Examine each line of the data. Copy those that contain the string "title".

§ **Raw records**
__________

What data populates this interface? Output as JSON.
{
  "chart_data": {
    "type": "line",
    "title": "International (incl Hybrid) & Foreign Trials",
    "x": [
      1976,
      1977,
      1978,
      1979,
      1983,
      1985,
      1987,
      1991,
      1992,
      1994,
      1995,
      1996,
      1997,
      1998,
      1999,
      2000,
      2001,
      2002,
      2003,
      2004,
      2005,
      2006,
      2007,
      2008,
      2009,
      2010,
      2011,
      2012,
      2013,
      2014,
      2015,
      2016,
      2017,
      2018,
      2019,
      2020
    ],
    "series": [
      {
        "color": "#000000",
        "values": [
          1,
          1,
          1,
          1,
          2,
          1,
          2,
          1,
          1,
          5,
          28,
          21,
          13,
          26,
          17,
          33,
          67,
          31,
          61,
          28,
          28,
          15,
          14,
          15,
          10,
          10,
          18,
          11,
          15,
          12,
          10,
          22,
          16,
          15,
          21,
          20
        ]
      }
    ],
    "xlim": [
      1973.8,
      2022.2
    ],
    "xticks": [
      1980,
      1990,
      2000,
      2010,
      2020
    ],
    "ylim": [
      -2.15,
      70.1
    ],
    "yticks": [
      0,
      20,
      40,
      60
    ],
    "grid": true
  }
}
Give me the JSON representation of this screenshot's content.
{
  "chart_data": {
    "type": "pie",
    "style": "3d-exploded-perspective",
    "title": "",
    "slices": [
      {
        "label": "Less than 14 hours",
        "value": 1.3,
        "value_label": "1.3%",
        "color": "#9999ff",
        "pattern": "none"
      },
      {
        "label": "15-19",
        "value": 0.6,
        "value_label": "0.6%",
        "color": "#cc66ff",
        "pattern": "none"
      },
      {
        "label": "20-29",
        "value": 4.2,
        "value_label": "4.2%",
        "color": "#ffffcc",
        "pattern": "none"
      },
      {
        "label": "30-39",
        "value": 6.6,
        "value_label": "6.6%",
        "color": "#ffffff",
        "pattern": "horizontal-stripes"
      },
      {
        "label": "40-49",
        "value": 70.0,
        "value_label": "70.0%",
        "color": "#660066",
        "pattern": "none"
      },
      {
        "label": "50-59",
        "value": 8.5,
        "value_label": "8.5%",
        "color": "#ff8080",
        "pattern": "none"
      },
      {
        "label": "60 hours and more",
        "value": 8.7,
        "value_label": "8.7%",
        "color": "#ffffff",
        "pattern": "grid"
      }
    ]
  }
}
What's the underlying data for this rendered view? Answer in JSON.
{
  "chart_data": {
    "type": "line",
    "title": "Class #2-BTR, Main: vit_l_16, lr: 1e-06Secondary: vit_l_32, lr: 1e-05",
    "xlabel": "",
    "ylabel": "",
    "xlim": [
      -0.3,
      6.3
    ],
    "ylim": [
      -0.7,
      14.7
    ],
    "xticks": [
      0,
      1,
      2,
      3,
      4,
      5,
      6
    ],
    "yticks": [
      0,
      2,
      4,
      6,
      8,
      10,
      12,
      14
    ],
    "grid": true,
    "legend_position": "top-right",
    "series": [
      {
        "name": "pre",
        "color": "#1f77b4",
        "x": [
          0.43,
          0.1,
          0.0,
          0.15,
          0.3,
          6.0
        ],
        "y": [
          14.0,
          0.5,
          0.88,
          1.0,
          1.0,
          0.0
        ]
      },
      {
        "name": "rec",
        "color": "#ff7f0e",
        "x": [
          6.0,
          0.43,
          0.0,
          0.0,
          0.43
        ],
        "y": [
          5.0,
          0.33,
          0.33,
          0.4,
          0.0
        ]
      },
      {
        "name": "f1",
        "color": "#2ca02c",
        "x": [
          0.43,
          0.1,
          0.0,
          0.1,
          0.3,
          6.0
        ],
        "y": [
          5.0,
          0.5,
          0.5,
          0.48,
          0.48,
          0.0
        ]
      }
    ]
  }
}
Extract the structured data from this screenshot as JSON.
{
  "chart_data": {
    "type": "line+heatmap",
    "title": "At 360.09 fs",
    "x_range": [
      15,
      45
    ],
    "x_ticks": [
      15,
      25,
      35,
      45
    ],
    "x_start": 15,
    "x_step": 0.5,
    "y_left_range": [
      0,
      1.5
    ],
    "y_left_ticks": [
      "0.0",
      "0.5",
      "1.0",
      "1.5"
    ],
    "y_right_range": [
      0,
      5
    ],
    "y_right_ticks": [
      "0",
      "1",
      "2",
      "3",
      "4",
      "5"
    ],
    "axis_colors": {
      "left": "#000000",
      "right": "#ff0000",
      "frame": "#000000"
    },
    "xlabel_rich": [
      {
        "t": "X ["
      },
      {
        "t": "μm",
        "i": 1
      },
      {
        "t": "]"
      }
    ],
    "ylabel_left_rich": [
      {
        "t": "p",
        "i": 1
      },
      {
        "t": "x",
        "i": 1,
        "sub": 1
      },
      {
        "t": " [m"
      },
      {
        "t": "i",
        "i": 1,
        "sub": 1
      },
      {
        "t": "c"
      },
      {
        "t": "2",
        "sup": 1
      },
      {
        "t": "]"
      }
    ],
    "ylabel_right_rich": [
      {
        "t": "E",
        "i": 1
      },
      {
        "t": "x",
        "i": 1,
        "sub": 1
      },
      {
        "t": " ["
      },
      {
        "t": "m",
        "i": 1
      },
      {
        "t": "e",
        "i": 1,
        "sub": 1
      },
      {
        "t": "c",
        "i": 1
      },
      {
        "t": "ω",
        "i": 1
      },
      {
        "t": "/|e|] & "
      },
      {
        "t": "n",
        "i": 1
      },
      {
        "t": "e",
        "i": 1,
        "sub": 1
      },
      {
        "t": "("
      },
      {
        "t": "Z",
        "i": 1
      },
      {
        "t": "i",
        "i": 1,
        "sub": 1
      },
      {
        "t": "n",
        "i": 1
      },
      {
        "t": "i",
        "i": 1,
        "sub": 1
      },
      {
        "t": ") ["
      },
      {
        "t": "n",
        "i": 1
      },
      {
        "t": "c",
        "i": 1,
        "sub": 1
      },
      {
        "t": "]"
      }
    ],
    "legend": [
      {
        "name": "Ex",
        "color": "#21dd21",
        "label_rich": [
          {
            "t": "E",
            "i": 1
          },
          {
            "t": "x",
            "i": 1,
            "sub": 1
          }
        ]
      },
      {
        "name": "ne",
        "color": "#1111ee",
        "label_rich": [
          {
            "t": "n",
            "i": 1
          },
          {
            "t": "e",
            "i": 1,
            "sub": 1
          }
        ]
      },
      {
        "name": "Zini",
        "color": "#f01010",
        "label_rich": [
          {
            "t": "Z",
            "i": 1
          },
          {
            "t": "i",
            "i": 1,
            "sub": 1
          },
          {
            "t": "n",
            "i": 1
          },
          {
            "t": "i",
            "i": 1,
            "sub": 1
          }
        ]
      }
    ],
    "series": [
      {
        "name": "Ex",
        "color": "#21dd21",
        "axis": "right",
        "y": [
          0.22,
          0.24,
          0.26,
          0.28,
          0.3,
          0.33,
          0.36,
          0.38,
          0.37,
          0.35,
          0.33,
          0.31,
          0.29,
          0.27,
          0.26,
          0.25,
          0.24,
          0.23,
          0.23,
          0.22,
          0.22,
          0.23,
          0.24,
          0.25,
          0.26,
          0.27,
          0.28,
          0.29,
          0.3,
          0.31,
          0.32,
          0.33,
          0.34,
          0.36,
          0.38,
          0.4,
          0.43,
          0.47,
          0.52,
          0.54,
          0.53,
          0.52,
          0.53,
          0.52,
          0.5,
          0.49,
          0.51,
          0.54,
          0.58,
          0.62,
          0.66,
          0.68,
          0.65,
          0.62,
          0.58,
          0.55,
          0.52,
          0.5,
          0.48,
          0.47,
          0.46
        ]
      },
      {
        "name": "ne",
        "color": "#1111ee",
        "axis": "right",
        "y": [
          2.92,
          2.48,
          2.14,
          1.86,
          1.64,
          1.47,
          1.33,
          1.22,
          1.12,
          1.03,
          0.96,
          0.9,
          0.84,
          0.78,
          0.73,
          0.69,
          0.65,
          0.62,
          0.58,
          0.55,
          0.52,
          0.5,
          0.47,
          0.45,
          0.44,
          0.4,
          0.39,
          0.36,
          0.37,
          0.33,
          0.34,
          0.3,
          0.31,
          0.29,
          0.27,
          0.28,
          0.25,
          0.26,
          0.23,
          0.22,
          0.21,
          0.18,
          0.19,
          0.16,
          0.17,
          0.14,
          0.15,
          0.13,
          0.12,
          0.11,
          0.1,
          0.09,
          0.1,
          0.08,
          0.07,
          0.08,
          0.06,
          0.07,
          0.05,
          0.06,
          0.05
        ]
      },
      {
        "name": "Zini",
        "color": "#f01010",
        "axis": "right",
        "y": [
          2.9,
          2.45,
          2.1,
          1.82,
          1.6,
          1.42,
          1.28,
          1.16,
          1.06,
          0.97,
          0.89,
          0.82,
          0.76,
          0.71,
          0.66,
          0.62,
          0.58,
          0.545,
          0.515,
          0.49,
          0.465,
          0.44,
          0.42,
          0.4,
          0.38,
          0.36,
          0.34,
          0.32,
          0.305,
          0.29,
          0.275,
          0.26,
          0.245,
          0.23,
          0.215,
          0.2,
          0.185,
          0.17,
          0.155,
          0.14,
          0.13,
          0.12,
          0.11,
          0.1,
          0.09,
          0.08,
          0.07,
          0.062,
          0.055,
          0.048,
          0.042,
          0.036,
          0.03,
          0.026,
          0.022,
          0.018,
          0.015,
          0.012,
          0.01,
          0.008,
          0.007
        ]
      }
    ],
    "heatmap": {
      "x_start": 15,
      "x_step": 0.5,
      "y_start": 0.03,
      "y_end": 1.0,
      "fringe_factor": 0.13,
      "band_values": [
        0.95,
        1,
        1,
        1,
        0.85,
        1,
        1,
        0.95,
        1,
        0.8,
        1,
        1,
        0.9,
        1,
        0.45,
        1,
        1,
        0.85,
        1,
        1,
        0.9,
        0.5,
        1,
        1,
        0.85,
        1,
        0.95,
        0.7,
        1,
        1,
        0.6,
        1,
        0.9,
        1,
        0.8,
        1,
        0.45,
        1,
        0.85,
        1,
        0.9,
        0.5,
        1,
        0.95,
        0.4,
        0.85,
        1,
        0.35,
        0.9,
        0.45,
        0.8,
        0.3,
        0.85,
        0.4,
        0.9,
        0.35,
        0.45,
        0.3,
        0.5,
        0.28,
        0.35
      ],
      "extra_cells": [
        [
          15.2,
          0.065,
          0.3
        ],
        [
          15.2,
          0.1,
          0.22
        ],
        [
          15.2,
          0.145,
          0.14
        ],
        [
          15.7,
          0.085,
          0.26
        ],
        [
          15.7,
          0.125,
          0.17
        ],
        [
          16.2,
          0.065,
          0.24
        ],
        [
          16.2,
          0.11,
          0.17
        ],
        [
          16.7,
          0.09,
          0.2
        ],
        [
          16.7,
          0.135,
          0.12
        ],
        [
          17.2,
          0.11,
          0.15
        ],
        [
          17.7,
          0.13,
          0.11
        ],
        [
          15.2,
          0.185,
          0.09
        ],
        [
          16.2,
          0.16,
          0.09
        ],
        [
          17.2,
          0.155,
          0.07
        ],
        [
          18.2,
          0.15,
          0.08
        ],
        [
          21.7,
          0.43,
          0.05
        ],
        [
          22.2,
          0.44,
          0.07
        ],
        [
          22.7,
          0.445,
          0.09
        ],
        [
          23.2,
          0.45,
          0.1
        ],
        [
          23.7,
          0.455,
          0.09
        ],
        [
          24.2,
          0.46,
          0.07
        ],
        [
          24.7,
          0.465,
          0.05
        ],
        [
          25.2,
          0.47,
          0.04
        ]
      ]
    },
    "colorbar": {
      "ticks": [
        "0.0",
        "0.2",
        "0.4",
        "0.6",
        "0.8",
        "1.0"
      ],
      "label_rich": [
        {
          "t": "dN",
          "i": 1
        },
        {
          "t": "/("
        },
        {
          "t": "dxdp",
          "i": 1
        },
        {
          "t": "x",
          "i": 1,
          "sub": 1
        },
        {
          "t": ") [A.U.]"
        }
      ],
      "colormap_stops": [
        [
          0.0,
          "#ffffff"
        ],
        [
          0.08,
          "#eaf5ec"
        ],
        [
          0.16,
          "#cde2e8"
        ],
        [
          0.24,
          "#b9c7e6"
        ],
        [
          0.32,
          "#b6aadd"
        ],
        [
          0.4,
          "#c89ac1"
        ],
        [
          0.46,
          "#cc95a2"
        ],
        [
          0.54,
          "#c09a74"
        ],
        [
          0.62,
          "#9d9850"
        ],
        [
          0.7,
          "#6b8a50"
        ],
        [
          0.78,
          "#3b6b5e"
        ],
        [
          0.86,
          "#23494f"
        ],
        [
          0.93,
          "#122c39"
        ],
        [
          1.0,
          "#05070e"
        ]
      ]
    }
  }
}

__________

§ **Answer below**
    "title": "International (incl Hybrid) & Foreign Trials",
    "title": "",
    "title": "Class #2-BTR, Main: vit_l_16, lr: 1e-06Secondary: vit_l_32, lr: 1e-05",
    "title": "At 360.09 fs",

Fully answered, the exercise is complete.